[Figure collection entries]
"""
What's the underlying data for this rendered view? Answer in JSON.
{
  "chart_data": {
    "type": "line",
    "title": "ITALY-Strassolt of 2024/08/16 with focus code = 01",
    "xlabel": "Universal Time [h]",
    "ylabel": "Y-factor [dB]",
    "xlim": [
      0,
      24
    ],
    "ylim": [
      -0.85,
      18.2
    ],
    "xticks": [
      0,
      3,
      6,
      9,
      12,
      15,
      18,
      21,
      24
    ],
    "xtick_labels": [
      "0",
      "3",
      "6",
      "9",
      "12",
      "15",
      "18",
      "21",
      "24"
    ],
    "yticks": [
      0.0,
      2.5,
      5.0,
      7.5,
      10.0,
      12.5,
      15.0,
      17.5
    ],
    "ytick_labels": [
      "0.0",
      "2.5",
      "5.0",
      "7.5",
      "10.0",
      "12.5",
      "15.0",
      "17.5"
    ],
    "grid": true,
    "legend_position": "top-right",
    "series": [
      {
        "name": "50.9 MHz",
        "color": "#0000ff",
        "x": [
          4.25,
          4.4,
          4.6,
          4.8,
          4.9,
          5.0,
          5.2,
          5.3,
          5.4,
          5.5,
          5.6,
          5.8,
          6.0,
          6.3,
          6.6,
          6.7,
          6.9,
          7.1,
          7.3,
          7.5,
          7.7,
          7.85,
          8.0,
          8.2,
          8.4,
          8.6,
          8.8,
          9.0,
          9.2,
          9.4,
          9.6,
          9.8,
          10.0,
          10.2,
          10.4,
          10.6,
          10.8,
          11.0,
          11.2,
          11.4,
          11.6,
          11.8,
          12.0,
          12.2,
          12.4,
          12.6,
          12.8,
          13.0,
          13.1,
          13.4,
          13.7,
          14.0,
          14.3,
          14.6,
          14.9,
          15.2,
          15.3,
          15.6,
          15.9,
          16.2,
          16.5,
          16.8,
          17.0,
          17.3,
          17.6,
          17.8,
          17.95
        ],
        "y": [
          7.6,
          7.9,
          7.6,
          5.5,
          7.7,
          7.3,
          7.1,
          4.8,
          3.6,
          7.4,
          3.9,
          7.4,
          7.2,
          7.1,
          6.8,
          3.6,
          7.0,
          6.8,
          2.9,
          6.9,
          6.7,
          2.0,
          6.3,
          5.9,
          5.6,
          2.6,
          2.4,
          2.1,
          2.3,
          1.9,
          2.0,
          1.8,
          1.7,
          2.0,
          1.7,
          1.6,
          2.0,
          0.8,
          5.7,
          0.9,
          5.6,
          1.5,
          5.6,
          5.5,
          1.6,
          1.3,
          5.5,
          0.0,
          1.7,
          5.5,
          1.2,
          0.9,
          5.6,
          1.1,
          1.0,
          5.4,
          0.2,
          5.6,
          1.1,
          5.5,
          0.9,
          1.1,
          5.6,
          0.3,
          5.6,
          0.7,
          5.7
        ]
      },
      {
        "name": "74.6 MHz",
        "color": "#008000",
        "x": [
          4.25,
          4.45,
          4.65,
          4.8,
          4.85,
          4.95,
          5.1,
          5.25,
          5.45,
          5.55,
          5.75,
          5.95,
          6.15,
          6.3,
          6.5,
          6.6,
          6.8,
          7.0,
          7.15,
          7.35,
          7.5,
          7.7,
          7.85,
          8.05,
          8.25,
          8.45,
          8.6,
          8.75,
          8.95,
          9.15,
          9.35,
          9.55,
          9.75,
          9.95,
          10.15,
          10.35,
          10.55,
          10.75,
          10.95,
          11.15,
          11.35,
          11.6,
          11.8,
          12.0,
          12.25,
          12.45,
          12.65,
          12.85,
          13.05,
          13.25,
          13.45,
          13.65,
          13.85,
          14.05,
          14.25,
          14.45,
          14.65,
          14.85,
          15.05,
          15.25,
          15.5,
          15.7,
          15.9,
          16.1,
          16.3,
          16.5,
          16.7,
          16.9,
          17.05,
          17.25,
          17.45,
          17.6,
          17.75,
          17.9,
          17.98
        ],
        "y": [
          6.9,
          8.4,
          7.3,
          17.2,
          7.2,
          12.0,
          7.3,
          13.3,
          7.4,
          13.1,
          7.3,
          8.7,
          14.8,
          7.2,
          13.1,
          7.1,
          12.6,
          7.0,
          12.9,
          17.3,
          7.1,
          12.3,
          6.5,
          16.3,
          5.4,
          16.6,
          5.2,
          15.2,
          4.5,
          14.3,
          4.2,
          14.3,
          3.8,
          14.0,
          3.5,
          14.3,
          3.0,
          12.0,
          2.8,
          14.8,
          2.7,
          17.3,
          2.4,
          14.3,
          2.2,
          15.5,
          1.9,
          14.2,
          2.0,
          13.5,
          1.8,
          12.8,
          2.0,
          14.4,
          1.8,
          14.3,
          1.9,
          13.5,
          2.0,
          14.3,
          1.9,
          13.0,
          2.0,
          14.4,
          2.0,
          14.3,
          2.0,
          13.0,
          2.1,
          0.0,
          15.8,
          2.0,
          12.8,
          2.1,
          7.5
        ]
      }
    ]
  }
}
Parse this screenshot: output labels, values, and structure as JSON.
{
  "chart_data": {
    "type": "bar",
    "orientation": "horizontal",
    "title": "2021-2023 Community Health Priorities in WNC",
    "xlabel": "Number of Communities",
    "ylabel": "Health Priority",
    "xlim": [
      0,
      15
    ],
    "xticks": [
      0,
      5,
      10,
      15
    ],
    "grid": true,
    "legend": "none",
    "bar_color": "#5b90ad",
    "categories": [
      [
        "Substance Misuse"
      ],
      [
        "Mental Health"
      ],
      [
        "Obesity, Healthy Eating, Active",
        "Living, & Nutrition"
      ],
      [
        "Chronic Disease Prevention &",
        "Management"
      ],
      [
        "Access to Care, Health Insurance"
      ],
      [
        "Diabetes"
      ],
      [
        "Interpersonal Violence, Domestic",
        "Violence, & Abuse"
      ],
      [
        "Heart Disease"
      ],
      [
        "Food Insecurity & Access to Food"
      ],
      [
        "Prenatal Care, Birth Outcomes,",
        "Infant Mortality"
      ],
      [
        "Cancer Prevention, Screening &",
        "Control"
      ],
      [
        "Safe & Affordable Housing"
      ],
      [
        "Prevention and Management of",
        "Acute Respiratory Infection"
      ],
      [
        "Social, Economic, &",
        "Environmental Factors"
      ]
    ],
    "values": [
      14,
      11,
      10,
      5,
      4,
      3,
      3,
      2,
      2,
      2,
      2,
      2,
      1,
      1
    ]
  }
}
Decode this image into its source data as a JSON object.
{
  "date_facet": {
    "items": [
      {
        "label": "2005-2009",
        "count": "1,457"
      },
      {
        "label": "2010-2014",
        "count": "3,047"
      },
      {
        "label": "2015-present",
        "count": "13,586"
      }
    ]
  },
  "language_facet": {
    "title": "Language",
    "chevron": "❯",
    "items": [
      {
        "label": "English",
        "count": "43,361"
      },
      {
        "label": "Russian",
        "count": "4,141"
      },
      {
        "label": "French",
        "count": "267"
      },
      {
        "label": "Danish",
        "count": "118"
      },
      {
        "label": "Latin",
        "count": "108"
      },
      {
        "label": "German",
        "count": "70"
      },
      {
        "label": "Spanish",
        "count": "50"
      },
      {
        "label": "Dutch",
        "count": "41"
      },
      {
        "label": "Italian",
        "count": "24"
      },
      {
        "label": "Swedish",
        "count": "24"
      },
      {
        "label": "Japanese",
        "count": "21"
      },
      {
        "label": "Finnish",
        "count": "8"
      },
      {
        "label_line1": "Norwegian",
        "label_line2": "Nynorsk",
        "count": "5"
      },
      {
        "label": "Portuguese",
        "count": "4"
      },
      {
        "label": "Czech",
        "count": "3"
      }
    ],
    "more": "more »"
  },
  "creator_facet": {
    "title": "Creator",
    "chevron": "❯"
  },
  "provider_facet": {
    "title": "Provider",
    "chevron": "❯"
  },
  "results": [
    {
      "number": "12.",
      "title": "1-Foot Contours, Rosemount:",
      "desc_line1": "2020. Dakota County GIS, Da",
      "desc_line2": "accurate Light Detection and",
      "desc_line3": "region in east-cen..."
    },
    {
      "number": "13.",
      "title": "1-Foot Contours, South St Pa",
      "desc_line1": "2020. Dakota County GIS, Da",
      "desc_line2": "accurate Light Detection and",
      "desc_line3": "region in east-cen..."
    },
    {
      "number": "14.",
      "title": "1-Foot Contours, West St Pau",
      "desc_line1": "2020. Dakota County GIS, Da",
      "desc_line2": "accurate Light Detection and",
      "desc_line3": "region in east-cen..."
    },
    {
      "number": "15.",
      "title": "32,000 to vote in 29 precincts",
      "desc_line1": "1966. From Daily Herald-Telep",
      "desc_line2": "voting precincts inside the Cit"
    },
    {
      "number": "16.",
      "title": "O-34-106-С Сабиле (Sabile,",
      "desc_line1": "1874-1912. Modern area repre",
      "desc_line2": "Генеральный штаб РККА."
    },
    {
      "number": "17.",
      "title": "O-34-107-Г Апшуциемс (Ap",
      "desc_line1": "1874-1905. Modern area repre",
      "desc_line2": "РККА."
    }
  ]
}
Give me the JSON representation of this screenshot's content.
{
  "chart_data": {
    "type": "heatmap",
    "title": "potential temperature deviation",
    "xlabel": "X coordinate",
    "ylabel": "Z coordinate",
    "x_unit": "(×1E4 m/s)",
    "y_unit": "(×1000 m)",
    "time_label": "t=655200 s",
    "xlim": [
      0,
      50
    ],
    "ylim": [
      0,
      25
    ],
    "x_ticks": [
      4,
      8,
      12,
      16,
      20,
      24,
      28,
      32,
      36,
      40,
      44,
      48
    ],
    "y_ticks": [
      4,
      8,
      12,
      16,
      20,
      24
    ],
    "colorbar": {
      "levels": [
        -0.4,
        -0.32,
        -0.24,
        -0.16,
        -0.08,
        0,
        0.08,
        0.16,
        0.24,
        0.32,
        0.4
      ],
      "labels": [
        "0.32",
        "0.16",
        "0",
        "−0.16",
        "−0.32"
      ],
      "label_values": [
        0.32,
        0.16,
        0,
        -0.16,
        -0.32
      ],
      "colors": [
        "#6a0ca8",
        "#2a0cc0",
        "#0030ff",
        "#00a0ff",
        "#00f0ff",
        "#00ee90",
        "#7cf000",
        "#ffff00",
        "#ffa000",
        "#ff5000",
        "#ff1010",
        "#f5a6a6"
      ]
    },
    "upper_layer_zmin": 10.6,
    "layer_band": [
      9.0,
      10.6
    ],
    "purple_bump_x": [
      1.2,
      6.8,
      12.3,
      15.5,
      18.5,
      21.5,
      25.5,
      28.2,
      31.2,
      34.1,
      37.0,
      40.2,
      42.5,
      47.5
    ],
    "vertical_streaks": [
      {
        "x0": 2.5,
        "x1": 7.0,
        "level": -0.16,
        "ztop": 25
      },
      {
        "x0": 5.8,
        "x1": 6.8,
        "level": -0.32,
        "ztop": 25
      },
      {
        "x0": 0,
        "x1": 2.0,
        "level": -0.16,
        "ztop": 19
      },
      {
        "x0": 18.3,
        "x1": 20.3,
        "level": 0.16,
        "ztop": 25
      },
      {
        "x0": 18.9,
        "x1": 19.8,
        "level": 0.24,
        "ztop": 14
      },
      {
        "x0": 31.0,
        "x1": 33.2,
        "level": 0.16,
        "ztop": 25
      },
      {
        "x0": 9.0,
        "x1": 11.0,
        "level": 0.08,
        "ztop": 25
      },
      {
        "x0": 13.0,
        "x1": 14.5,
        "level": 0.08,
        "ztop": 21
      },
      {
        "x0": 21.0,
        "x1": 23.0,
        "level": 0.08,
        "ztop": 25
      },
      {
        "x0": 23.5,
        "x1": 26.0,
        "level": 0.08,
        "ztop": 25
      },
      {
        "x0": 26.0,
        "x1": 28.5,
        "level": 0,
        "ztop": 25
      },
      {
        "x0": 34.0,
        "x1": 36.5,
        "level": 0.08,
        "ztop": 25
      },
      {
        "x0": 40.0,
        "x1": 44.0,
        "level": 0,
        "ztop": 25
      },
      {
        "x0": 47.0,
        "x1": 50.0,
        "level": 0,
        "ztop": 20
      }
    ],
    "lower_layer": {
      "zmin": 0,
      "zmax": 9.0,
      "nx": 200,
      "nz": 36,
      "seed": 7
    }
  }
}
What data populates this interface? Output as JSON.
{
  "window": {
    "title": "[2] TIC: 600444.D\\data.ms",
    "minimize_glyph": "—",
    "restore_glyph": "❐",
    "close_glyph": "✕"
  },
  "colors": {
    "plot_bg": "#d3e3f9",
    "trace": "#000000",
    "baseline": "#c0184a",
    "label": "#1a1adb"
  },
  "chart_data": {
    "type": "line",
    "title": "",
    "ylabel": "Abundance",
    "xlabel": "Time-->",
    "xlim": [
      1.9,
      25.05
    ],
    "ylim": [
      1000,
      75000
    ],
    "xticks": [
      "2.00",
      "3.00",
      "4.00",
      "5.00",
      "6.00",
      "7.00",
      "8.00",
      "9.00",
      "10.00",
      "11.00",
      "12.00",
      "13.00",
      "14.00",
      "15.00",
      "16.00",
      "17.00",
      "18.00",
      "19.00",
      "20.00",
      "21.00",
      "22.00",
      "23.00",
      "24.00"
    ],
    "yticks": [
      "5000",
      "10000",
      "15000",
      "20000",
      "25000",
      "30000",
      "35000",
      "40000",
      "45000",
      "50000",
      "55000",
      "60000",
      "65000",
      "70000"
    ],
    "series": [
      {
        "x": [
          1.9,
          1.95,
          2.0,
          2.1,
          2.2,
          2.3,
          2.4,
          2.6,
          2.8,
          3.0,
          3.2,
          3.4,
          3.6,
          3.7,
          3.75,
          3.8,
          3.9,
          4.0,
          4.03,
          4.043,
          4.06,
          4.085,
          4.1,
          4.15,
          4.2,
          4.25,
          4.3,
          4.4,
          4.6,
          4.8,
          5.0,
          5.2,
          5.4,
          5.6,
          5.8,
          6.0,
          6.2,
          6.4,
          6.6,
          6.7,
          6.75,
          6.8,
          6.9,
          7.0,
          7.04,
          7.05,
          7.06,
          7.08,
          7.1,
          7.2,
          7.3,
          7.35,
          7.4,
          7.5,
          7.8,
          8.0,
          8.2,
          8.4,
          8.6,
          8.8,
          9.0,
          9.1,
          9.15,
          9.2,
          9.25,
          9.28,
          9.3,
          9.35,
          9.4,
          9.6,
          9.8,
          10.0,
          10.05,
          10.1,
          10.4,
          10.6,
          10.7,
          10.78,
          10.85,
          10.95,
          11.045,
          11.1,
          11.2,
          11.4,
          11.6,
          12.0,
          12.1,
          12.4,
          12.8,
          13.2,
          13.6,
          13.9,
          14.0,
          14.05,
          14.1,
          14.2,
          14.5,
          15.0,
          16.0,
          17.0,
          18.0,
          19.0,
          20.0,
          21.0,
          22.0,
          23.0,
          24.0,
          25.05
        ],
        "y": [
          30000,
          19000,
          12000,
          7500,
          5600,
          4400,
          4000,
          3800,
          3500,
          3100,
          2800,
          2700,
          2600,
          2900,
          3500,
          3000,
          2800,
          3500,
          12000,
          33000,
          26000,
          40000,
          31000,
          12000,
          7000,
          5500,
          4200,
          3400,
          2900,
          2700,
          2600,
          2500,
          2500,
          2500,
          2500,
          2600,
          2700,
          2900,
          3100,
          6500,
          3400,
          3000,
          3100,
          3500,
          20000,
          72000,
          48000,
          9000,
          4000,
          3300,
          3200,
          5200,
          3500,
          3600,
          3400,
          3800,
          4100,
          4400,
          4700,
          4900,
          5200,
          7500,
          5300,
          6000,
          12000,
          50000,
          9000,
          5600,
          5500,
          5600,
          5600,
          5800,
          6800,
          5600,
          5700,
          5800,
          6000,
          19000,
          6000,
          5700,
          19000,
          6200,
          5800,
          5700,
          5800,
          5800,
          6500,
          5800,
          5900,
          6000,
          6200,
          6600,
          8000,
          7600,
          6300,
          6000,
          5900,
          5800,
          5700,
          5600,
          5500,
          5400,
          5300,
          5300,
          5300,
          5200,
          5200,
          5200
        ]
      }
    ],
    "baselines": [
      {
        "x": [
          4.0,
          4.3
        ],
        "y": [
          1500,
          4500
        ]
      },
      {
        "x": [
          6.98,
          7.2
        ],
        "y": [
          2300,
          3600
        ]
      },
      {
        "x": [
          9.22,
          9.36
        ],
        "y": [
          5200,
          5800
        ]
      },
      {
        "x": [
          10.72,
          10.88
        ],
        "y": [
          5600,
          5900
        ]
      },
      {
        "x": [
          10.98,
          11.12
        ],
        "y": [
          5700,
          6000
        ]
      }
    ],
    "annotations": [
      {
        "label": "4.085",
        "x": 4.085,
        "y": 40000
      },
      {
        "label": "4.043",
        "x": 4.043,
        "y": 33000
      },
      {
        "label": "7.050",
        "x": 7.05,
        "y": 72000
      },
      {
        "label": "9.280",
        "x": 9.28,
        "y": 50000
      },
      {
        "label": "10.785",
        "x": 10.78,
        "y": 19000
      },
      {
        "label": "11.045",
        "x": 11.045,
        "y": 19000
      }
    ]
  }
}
"""
• [TASK DETAILS] Gather up every line from the listing above in which the word "precincts" occurs.

• [FINAL RESULT]
      "title": "32,000 to vote in 29 precincts",
      "desc_line2": "voting precincts inside the Cit"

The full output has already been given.